## Task directions
Reply with one number: the count of lines in the listing that contain the string "mavjud".

[Begin Records for this task]

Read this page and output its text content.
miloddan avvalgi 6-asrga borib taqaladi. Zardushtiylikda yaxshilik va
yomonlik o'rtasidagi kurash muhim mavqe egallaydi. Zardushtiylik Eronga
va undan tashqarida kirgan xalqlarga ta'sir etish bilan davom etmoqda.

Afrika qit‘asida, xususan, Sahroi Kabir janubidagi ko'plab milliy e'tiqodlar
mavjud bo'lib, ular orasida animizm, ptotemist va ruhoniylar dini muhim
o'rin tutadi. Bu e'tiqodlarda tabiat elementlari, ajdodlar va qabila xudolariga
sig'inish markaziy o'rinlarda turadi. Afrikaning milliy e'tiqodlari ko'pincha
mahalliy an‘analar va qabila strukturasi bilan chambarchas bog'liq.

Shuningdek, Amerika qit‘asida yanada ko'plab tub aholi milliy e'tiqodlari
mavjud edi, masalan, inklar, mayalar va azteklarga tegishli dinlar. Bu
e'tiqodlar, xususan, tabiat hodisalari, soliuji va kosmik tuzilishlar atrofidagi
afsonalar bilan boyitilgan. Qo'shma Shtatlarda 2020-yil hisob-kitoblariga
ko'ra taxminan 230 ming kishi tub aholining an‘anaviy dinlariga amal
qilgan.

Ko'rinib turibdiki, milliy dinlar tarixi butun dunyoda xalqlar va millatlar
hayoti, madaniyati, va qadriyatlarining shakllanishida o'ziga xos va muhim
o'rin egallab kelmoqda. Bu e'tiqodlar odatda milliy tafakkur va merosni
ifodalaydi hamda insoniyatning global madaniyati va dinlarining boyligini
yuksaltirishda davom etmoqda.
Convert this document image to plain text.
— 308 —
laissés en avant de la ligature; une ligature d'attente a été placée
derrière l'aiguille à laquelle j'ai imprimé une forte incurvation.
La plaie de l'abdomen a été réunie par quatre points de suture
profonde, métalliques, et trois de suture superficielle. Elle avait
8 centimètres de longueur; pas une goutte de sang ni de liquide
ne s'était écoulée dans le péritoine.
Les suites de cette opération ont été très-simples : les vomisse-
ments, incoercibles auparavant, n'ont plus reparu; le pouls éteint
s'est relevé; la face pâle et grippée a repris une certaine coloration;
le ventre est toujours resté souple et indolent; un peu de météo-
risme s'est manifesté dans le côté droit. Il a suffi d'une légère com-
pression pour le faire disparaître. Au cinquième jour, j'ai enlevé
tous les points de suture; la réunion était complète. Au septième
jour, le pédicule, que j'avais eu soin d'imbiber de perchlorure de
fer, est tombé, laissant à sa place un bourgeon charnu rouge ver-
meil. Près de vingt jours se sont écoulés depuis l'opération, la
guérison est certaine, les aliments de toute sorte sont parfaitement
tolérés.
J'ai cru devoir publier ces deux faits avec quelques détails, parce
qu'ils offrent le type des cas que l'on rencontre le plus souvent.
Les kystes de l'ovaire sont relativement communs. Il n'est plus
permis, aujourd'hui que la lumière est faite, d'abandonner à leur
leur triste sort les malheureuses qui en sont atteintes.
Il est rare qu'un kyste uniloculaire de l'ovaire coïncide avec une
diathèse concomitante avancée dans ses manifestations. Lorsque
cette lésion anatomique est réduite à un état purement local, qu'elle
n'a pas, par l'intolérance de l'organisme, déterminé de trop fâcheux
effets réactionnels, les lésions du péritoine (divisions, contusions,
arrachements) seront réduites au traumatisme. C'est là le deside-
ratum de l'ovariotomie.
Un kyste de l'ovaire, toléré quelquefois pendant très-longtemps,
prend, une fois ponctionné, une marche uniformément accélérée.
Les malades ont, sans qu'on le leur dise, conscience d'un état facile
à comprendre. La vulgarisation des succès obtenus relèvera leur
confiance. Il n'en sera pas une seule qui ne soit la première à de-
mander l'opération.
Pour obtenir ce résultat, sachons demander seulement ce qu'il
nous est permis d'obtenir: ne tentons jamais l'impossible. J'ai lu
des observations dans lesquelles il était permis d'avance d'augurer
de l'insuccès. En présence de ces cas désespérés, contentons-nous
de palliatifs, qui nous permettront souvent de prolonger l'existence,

[End Records for this task]

## Exercise solution
2